Records from a data source
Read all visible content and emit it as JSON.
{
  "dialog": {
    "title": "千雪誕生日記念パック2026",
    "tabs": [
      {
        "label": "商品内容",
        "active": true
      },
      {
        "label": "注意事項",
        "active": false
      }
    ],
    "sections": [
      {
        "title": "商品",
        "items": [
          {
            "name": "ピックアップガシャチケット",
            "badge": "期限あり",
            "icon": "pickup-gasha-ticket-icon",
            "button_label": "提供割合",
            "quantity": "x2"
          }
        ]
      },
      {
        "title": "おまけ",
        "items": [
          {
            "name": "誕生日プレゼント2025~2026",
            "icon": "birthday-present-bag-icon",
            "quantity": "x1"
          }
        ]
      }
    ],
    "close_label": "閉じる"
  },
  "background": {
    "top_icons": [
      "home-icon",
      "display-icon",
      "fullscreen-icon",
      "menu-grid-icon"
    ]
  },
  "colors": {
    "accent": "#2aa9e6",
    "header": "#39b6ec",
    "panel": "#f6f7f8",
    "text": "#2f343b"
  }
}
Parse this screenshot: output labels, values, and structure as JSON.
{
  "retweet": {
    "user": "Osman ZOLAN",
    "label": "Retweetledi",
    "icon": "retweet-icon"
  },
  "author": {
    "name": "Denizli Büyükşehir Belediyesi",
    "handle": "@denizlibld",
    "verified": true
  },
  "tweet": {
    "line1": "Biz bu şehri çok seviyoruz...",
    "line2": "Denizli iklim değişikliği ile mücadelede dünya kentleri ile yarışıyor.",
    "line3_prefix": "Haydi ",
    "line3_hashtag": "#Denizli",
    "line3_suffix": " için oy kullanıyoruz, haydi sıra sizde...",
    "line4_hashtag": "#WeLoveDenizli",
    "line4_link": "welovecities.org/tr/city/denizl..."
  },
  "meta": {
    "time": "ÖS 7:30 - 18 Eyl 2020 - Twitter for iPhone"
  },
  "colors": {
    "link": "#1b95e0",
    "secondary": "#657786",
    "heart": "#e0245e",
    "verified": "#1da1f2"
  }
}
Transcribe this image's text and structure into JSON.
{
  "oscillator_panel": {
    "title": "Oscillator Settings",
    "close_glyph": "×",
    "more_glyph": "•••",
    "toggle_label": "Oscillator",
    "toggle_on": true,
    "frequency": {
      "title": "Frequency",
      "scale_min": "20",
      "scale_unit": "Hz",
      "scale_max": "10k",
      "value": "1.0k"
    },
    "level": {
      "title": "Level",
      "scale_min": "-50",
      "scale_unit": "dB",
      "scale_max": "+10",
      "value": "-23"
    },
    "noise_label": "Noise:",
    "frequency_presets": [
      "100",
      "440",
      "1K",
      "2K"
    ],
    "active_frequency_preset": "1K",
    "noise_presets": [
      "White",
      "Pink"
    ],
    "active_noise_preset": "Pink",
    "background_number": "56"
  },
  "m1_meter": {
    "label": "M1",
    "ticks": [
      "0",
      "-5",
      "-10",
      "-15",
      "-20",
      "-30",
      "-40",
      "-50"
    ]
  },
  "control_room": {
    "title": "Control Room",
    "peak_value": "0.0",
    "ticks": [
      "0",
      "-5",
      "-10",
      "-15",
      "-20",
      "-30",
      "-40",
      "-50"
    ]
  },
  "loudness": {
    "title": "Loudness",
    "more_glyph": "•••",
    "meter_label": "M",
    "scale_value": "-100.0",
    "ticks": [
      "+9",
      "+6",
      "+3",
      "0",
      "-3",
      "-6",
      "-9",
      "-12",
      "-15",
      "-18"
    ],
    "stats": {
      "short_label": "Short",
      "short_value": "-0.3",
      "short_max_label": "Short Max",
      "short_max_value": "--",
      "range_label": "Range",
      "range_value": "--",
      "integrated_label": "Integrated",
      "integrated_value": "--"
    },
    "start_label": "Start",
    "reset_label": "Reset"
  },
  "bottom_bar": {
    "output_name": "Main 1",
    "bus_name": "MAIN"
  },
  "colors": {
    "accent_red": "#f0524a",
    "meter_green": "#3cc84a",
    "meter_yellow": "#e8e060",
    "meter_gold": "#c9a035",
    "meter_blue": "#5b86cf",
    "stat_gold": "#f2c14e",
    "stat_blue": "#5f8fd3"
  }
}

PROBLEM TO SOLVE:
Copy down the material exactly as written.

WRITTEN RESPONSE:
Read all visible content and emit it as JSON.
{
  "dialog": {
    "title": "千雪誕生日記念パック2026",
    "tabs": [
      {
        "label": "商品内容",
        "active": true
      },
      {
        "label": "注意事項",
        "active": false
      }
    ],
    "sections": [
      {
        "title": "商品",
        "items": [
          {
            "name": "ピックアップガシャチケット",
            "badge": "期限あり",
            "icon": "pickup-gasha-ticket-icon",
            "button_label": "提供割合",
            "quantity": "x2"
          }
        ]
      },
      {
        "title": "おまけ",
        "items": [
          {
            "name": "誕生日プレゼント2025~2026",
            "icon": "birthday-present-bag-icon",
            "quantity": "x1"
          }
        ]
      }
    ],
    "close_label": "閉じる"
  },
  "background": {
    "top_icons": [
      "home-icon",
      "display-icon",
      "fullscreen-icon",
      "menu-grid-icon"
    ]
  },
  "colors": {
    "accent": "#2aa9e6",
    "header": "#39b6ec",
    "panel": "#f6f7f8",
    "text": "#2f343b"
  }
}
Parse this screenshot: output labels, values, and structure as JSON.
{
  "retweet": {
    "user": "Osman ZOLAN",
    "label": "Retweetledi",
    "icon": "retweet-icon"
  },
  "author": {
    "name": "Denizli Büyükşehir Belediyesi",
    "handle": "@denizlibld",
    "verified": true
  },
  "tweet": {
    "line1": "Biz bu şehri çok seviyoruz...",
    "line2": "Denizli iklim değişikliği ile mücadelede dünya kentleri ile yarışıyor.",
    "line3_prefix": "Haydi ",
    "line3_hashtag": "#Denizli",
    "line3_suffix": " için oy kullanıyoruz, haydi sıra sizde...",
    "line4_hashtag": "#WeLoveDenizli",
    "line4_link": "welovecities.org/tr/city/denizl..."
  },
  "meta": {
    "time": "ÖS 7:30 - 18 Eyl 2020 - Twitter for iPhone"
  },
  "colors": {
    "link": "#1b95e0",
    "secondary": "#657786",
    "heart": "#e0245e",
    "verified": "#1da1f2"
  }
}
Transcribe this image's text and structure into JSON.
{
  "oscillator_panel": {
    "title": "Oscillator Settings",
    "close_glyph": "×",
    "more_glyph": "•••",
    "toggle_label": "Oscillator",
    "toggle_on": true,
    "frequency": {
      "title": "Frequency",
      "scale_min": "20",
      "scale_unit": "Hz",
      "scale_max": "10k",
      "value": "1.0k"
    },
    "level": {
      "title": "Level",
      "scale_min": "-50",
      "scale_unit": "dB",
      "scale_max": "+10",
      "value": "-23"
    },
    "noise_label": "Noise:",
    "frequency_presets": [
      "100",
      "440",
      "1K",
      "2K"
    ],
    "active_frequency_preset": "1K",
    "noise_presets": [
      "White",
      "Pink"
    ],
    "active_noise_preset": "Pink",
    "background_number": "56"
  },
  "m1_meter": {
    "label": "M1",
    "ticks": [
      "0",
      "-5",
      "-10",
      "-15",
      "-20",
      "-30",
      "-40",
      "-50"
    ]
  },
  "control_room": {
    "title": "Control Room",
    "peak_value": "0.0",
    "ticks": [
      "0",
      "-5",
      "-10",
      "-15",
      "-20",
      "-30",
      "-40",
      "-50"
    ]
  },
  "loudness": {
    "title": "Loudness",
    "more_glyph": "•••",
    "meter_label": "M",
    "scale_value": "-100.0",
    "ticks": [
      "+9",
      "+6",
      "+3",
      "0",
      "-3",
      "-6",
      "-9",
      "-12",
      "-15",
      "-18"
    ],
    "stats": {
      "short_label": "Short",
      "short_value": "-0.3",
      "short_max_label": "Short Max",
      "short_max_value": "--",
      "range_label": "Range",
      "range_value": "--",
      "integrated_label": "Integrated",
      "integrated_value": "--"
    },
    "start_label": "Start",
    "reset_label": "Reset"
  },
  "bottom_bar": {
    "output_name": "Main 1",
    "bus_name": "MAIN"
  },
  "colors": {
    "accent_red": "#f0524a",
    "meter_green": "#3cc84a",
    "meter_yellow": "#e8e060",
    "meter_gold": "#c9a035",
    "meter_blue": "#5b86cf",
    "stat_gold": "#f2c14e",
    "stat_blue": "#5f8fd3"
  }
}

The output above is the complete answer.